How many lines in the records below contain the word "this"? Answer with the number alone.
>>>>>
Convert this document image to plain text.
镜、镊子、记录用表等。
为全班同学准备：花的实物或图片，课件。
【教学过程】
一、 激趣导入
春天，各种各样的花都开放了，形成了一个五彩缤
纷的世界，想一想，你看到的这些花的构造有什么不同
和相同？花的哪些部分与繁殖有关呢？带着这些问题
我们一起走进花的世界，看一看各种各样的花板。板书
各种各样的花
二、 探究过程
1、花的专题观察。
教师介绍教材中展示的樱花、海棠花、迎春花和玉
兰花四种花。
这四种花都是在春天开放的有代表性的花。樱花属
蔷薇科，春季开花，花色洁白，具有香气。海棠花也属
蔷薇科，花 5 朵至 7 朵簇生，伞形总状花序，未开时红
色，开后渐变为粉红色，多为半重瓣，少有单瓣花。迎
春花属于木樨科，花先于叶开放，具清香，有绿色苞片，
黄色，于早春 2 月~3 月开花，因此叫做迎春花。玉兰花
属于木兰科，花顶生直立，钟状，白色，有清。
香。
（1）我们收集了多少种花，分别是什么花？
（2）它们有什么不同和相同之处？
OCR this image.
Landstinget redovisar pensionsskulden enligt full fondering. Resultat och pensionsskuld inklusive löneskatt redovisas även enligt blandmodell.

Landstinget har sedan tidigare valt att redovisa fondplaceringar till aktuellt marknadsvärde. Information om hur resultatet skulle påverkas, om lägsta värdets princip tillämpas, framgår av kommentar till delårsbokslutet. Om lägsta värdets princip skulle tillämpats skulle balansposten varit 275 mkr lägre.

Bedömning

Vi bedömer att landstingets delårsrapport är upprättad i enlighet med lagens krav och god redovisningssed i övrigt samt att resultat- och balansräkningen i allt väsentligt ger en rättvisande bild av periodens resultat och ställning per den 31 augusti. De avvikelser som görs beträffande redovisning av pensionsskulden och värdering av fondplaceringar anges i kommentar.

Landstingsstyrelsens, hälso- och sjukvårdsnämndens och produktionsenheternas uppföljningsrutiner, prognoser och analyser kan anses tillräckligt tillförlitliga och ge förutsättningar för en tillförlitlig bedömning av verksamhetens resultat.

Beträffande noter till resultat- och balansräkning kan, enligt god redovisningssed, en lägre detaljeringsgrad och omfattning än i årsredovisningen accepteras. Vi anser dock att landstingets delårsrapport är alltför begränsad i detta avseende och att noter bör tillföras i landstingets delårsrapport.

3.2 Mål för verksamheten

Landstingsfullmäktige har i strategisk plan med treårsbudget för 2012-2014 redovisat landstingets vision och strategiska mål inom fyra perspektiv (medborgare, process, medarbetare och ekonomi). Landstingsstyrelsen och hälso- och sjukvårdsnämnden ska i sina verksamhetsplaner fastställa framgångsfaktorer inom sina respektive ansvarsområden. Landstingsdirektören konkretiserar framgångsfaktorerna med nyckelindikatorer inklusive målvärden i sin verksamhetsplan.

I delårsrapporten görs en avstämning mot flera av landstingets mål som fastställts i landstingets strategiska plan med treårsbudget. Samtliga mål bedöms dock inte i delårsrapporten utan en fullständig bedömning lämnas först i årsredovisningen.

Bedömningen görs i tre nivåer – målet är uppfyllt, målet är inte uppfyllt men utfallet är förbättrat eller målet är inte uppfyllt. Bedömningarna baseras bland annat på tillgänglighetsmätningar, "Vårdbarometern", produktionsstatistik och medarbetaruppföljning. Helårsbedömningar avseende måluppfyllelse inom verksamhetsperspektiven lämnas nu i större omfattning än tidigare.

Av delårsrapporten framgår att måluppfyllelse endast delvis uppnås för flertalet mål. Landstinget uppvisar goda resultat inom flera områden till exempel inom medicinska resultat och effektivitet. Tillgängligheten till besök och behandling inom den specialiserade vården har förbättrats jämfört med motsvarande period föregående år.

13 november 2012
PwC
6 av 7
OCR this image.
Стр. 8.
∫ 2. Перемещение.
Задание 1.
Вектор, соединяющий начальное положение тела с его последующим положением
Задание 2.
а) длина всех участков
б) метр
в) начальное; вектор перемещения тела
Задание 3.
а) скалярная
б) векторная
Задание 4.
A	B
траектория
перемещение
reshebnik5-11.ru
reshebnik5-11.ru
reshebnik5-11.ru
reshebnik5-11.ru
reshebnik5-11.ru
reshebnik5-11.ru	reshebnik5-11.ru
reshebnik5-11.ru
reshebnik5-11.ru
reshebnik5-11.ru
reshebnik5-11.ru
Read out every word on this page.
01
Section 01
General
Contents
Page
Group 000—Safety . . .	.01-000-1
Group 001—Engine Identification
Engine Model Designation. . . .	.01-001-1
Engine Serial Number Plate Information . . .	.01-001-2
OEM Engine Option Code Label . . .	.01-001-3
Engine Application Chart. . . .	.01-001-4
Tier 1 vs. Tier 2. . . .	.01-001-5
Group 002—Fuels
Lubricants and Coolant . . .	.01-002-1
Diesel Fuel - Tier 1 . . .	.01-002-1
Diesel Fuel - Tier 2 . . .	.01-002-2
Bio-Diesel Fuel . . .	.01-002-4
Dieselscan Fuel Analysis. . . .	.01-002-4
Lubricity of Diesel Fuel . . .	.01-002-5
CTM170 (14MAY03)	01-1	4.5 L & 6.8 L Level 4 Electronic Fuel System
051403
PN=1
<<<<<
> Correct answer:
4